- [DATASET]
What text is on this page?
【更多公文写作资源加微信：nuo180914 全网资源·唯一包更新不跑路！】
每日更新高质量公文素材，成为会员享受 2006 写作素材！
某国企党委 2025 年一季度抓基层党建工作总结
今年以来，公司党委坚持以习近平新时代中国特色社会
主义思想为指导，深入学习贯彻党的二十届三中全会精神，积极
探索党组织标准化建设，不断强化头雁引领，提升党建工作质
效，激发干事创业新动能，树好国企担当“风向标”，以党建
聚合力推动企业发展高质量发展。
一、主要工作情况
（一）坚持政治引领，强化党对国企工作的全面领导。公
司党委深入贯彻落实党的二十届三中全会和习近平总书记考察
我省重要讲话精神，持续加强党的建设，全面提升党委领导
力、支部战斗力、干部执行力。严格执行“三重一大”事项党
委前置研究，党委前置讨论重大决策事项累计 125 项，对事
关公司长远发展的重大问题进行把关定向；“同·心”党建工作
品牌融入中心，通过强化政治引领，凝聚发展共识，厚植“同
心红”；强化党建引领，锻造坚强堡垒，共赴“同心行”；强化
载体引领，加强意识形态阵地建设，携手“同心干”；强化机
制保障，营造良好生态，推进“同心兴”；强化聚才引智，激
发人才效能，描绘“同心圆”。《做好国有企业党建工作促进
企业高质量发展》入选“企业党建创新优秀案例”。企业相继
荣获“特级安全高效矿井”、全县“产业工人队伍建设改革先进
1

--

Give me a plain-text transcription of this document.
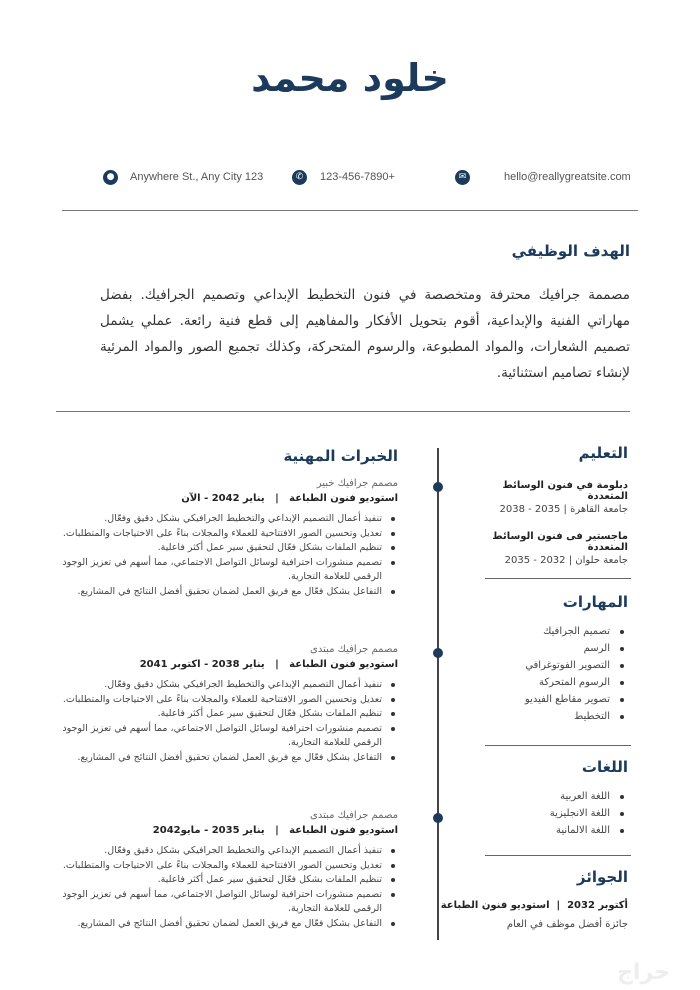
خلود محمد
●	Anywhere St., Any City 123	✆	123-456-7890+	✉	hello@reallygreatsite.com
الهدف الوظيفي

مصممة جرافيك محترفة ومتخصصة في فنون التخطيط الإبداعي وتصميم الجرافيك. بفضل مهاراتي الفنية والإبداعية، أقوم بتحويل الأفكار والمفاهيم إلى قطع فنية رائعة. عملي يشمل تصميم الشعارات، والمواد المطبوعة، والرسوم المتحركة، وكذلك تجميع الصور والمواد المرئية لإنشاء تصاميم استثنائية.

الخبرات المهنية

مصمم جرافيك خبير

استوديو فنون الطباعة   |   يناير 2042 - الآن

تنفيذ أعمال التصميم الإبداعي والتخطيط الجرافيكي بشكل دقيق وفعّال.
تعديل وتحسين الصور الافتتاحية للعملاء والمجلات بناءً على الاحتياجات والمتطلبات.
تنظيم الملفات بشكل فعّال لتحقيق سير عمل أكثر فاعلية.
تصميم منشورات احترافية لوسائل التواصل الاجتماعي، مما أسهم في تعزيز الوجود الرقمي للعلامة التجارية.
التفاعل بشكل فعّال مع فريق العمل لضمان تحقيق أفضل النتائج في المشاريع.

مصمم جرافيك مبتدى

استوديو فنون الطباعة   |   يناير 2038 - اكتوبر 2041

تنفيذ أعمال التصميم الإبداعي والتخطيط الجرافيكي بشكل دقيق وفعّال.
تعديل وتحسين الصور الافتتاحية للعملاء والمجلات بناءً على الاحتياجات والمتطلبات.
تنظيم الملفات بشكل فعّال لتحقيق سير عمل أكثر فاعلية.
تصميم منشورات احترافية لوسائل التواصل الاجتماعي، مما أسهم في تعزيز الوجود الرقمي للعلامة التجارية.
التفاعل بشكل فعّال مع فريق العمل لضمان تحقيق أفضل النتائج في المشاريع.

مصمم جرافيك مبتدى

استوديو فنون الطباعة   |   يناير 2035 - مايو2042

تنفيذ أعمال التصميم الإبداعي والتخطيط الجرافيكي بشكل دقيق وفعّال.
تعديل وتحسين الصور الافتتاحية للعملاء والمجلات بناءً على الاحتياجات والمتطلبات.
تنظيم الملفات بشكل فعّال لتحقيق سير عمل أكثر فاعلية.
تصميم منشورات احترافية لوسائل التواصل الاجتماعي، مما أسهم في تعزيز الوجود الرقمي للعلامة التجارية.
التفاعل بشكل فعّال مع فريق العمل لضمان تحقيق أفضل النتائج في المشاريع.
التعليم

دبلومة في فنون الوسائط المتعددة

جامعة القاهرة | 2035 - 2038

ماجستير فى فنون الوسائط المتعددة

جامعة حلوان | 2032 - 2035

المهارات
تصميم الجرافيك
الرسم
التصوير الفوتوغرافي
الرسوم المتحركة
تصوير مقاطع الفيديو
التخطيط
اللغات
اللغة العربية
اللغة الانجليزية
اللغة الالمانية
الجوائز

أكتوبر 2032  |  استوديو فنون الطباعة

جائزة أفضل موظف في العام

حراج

--

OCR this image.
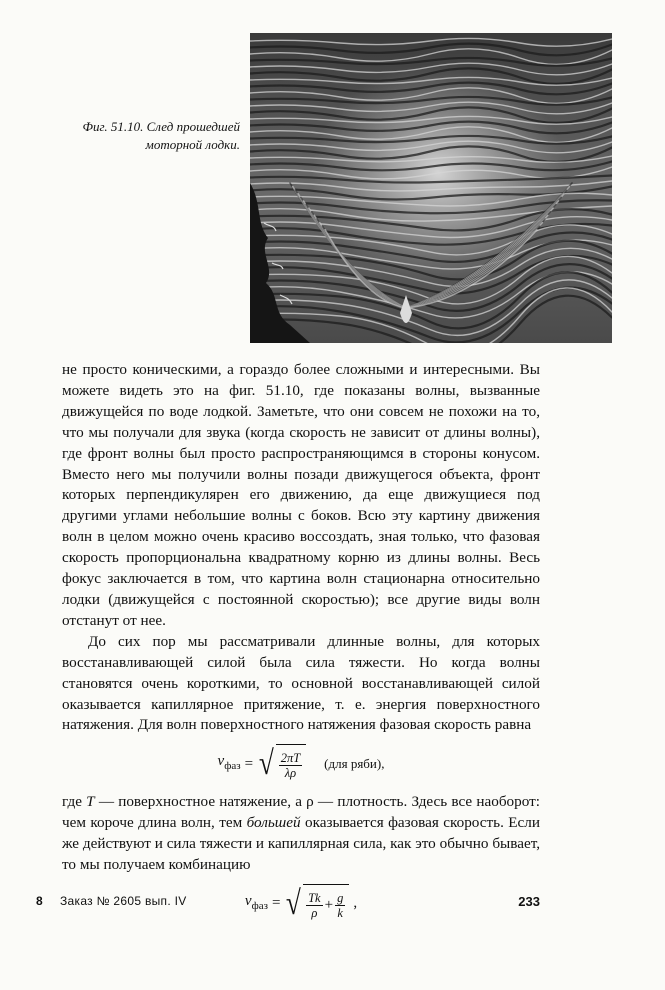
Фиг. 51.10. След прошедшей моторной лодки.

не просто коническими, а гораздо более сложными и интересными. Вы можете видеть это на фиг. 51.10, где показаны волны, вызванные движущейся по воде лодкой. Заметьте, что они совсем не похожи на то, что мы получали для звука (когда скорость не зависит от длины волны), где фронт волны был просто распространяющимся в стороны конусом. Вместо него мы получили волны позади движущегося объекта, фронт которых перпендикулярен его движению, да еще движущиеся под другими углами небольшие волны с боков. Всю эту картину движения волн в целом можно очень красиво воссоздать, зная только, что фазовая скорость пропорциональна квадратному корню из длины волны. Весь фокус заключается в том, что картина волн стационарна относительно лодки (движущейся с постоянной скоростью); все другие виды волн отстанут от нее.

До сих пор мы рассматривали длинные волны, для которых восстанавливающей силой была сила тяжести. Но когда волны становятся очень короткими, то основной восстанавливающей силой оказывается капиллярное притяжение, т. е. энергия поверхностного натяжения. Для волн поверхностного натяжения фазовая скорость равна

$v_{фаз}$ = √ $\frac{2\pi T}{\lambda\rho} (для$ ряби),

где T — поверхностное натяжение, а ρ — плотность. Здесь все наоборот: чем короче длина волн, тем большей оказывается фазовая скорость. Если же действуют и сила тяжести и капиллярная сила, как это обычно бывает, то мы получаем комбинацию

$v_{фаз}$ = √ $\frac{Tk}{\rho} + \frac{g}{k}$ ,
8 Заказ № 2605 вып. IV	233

- [EXERCISE PROMPT] Sift the material for lines with the string "frac". Copy each one found.

- [FINISHED TASK]
$v_{фаз}$ = √ $\frac{2\pi T}{\lambda\rho} (для$ ряби),
$v_{фаз}$ = √ $\frac{Tk}{\rho} + \frac{g}{k}$ ,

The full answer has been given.